§ What you are asked to do
Of the lines in the listing, how many include the string "scholarships"? Write the number and nothing else.

§ Provided information

-- start --

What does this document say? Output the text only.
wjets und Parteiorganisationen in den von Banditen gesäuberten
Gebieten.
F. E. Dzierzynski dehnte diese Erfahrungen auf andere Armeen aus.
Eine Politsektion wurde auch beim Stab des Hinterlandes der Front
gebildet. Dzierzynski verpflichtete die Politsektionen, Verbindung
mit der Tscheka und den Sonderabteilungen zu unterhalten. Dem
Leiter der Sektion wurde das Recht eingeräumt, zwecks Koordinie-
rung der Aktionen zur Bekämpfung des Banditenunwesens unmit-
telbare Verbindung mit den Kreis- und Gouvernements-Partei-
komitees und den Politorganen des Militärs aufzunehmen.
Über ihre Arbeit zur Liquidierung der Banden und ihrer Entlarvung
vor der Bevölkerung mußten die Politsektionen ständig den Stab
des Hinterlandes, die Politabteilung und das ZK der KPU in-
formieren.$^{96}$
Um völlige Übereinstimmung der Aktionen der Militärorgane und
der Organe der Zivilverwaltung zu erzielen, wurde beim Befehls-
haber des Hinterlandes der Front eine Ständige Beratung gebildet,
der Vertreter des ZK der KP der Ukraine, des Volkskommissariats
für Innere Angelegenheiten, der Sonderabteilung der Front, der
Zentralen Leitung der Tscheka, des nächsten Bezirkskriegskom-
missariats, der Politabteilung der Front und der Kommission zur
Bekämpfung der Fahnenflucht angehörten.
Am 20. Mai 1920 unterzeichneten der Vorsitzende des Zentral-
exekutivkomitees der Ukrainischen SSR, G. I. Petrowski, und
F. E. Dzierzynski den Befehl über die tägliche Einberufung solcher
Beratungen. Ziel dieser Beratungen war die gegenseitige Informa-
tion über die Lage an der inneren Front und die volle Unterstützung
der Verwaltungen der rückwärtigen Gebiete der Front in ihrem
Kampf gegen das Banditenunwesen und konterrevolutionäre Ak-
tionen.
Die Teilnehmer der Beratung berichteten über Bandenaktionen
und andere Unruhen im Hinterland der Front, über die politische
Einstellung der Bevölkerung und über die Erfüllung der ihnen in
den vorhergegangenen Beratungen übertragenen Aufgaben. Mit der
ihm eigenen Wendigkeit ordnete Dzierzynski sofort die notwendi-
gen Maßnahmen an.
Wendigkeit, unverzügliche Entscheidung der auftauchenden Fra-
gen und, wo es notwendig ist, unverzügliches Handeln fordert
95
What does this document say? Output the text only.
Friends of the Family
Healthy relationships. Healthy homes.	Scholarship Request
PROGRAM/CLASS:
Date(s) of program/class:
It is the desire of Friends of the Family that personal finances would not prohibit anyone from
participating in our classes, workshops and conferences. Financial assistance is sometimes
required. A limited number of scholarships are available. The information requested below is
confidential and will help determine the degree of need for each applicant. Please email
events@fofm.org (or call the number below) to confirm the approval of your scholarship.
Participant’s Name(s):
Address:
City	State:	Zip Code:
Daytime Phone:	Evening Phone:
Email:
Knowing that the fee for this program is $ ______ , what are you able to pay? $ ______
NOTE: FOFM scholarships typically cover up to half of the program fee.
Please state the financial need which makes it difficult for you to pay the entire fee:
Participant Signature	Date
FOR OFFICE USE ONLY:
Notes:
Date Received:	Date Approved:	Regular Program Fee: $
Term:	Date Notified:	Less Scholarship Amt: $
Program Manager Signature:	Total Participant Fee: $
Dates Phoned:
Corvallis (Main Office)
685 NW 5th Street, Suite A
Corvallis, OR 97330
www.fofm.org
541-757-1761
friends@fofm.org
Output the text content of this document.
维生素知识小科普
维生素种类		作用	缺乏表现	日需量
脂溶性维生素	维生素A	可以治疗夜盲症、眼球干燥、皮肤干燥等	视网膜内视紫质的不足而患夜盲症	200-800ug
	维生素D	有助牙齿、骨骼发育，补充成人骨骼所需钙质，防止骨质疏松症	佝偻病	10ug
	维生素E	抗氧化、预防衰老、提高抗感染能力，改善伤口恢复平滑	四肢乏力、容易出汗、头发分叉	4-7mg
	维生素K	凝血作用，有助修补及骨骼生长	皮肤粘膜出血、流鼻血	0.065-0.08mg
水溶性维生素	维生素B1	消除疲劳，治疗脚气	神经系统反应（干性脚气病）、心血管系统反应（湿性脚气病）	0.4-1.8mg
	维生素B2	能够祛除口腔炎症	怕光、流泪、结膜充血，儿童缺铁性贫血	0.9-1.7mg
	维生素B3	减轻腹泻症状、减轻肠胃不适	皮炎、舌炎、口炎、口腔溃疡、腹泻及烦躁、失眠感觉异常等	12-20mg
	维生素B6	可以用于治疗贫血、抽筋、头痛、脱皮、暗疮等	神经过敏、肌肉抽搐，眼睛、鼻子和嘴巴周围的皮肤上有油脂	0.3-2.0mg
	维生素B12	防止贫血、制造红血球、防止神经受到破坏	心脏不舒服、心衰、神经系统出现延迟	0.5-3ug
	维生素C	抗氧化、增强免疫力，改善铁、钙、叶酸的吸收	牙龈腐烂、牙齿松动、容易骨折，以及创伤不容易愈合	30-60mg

-- end --

§ Full answer
2